*Your objective*.
Nothing other than the lines from the one containing "Transcribe this image's" through the close of the entries below should be printed, each exactly.

*Record extracts*.
_ _ _ _

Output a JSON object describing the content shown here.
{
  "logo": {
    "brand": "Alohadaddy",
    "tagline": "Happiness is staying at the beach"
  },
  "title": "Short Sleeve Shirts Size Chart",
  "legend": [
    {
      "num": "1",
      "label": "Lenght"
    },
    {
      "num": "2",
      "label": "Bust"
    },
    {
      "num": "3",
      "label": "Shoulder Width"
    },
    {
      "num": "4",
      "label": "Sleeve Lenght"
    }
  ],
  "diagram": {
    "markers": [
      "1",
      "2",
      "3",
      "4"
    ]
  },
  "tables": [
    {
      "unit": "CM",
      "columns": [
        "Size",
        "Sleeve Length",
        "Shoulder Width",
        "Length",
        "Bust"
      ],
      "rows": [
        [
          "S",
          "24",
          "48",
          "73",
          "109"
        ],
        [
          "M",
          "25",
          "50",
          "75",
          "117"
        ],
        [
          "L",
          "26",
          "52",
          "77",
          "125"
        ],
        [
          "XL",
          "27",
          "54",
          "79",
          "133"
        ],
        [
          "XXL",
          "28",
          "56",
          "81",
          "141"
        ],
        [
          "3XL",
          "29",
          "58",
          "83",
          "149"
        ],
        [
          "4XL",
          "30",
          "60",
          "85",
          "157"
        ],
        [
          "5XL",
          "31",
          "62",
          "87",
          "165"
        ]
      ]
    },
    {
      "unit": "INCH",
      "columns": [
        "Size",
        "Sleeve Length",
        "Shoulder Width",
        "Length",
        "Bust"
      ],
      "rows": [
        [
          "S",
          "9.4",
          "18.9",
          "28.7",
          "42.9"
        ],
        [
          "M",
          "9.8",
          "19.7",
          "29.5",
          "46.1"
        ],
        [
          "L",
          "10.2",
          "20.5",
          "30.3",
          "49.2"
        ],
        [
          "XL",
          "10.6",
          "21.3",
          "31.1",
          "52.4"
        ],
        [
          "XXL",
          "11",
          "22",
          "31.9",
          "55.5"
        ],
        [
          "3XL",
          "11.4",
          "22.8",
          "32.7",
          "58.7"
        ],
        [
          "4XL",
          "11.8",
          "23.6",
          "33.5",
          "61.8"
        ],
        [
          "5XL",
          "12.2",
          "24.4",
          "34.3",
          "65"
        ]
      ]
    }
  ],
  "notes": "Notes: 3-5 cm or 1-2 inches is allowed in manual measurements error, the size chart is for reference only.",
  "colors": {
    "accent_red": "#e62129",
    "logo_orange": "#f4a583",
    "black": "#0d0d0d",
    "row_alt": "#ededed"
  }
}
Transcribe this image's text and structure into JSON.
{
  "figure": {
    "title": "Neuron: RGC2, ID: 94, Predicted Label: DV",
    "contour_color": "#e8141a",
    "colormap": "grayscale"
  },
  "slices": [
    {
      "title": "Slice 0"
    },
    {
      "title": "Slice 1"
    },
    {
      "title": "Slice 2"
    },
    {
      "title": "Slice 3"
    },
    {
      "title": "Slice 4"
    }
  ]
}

_ _ _ _

*Final result*.
Transcribe this image's text and structure into JSON.
{
  "figure": {
    "title": "Neuron: RGC2, ID: 94, Predicted Label: DV",
    "contour_color": "#e8141a",
    "colormap": "grayscale"
  },
  "slices": [
    {
      "title": "Slice 0"
    },
    {
      "title": "Slice 1"
    },
    {
      "title": "Slice 2"
    },
    {
      "title": "Slice 3"
    },
    {
      "title": "Slice 4"
    }
  ]
}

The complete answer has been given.